DIRECTIONS:
Give all the lines below again, exactly, with no pictures.

--- start TASK DATA ---

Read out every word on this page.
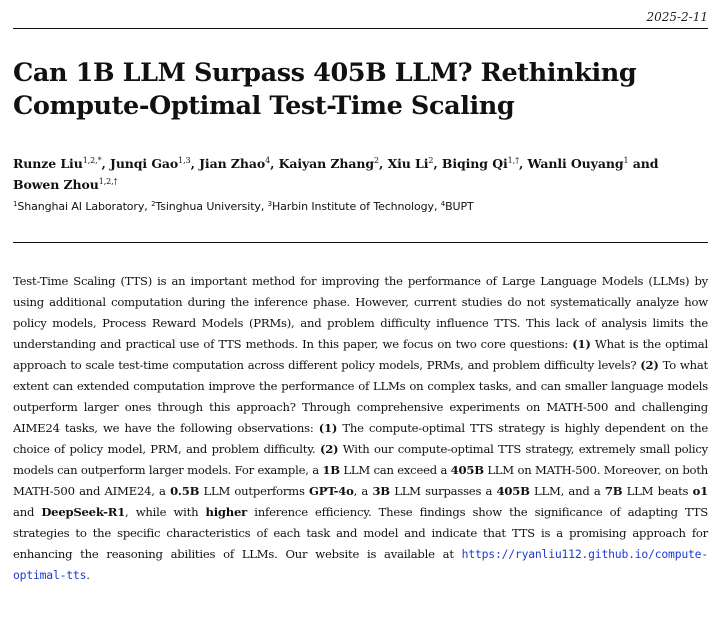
2025-2-11
Can 1B LLM Surpass 405B LLM? Rethinking
Compute-Optimal Test-Time Scaling
Runze Liu$^{1,2,*}$, Junqi Gao$^{1,3}$, Jian Zhao$^4$, Kaiyan Zhang$^2$, Xiu Li$^2$, Biqing $Qi^{1,\dagger}$, Wanli Ouyang$^1$ and
Bowen Zhou$^{1,2,\dagger}$
$^1$Shanghai AI Laboratory, $^2$Tsinghua University, $^3$Harbin Institute of Technology, $^4$BUPT
Test-Time Scaling (TTS) is an important method for improving the performance of Large Language Models (LLMs) by using additional computation during the inference phase. However, current studies do not systematically analyze how policy models, Process Reward Models (PRMs), and problem difficulty influence TTS. This lack of analysis limits the understanding and practical use of TTS methods. In this paper, we focus on two core questions: (1) What is the optimal approach to scale test-time computation across different policy models, PRMs, and problem difficulty levels? (2) To what extent can extended computation improve the performance of LLMs on complex tasks, and can smaller language models outperform larger ones through this approach? Through comprehensive experiments on MATH-500 and challenging AIME24 tasks, we have the following observations: (1) The compute-optimal TTS strategy is highly dependent on the choice of policy model, PRM, and problem difficulty. (2) With our compute-optimal TTS strategy, extremely small policy models can outperform larger models. For example, a 1B LLM can exceed a 405B LLM on MATH-500. Moreover, on both MATH-500 and AIME24, a 0.5B LLM outperforms GPT-4o, a 3B LLM surpasses a 405B LLM, and a 7B LLM beats o1 and DeepSeek-R1, while with higher inference efficiency. These findings show the significance of adapting TTS strategies to the specific characteristics of each task and model and indicate that TTS is a promising approach for enhancing the reasoning abilities of LLMs. Our website is available at https://ryanliu112.github.io/compute-optimal-tts.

--- end TASK DATA ---

RESULT:
Read out every word on this page.
2025-2-11
Can 1B LLM Surpass 405B LLM? Rethinking
Compute-Optimal Test-Time Scaling
Runze Liu$^{1,2,*}$, Junqi Gao$^{1,3}$, Jian Zhao$^4$, Kaiyan Zhang$^2$, Xiu Li$^2$, Biqing $Qi^{1,\dagger}$, Wanli Ouyang$^1$ and
Bowen Zhou$^{1,2,\dagger}$
$^1$Shanghai AI Laboratory, $^2$Tsinghua University, $^3$Harbin Institute of Technology, $^4$BUPT
Test-Time Scaling (TTS) is an important method for improving the performance of Large Language Models (LLMs) by using additional computation during the inference phase. However, current studies do not systematically analyze how policy models, Process Reward Models (PRMs), and problem difficulty influence TTS. This lack of analysis limits the understanding and practical use of TTS methods. In this paper, we focus on two core questions: (1) What is the optimal approach to scale test-time computation across different policy models, PRMs, and problem difficulty levels? (2) To what extent can extended computation improve the performance of LLMs on complex tasks, and can smaller language models outperform larger ones through this approach? Through comprehensive experiments on MATH-500 and challenging AIME24 tasks, we have the following observations: (1) The compute-optimal TTS strategy is highly dependent on the choice of policy model, PRM, and problem difficulty. (2) With our compute-optimal TTS strategy, extremely small policy models can outperform larger models. For example, a 1B LLM can exceed a 405B LLM on MATH-500. Moreover, on both MATH-500 and AIME24, a 0.5B LLM outperforms GPT-4o, a 3B LLM surpasses a 405B LLM, and a 7B LLM beats o1 and DeepSeek-R1, while with higher inference efficiency. These findings show the significance of adapting TTS strategies to the specific characteristics of each task and model and indicate that TTS is a promising approach for enhancing the reasoning abilities of LLMs. Our website is available at https://ryanliu112.github.io/compute-optimal-tts.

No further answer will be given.